=== TASK OBJECTIVE ===
Copy every line of the listing exactly.

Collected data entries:
▬▬▬▬▬▬

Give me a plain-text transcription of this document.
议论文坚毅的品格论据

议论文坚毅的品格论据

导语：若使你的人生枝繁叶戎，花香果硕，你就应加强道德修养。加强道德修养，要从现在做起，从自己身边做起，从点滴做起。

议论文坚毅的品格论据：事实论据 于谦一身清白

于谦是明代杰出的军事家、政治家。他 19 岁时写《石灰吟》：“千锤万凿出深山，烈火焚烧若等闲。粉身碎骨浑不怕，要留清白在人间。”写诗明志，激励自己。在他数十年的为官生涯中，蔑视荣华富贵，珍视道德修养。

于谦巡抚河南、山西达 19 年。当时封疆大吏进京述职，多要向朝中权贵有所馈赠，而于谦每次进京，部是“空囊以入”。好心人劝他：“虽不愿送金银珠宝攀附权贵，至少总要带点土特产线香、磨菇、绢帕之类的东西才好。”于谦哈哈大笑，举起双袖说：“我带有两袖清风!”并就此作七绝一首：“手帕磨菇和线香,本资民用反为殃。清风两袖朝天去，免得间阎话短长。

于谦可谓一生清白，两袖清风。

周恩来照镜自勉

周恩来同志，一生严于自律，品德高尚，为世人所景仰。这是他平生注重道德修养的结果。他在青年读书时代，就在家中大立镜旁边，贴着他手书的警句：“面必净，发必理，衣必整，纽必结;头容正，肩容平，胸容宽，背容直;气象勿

▬▬▬▬▬▬

=== THE REPLY ===
Give me a plain-text transcription of this document.
议论文坚毅的品格论据

议论文坚毅的品格论据

导语：若使你的人生枝繁叶戎，花香果硕，你就应加强道德修养。加强道德修养，要从现在做起，从自己身边做起，从点滴做起。

议论文坚毅的品格论据：事实论据 于谦一身清白

于谦是明代杰出的军事家、政治家。他 19 岁时写《石灰吟》：“千锤万凿出深山，烈火焚烧若等闲。粉身碎骨浑不怕，要留清白在人间。”写诗明志，激励自己。在他数十年的为官生涯中，蔑视荣华富贵，珍视道德修养。

于谦巡抚河南、山西达 19 年。当时封疆大吏进京述职，多要向朝中权贵有所馈赠，而于谦每次进京，部是“空囊以入”。好心人劝他：“虽不愿送金银珠宝攀附权贵，至少总要带点土特产线香、磨菇、绢帕之类的东西才好。”于谦哈哈大笑，举起双袖说：“我带有两袖清风!”并就此作七绝一首：“手帕磨菇和线香,本资民用反为殃。清风两袖朝天去，免得间阎话短长。

于谦可谓一生清白，两袖清风。

周恩来照镜自勉

周恩来同志，一生严于自律，品德高尚，为世人所景仰。这是他平生注重道德修养的结果。他在青年读书时代，就在家中大立镜旁边，贴着他手书的警句：“面必净，发必理，衣必整，纽必结;头容正，肩容平，胸容宽，背容直;气象勿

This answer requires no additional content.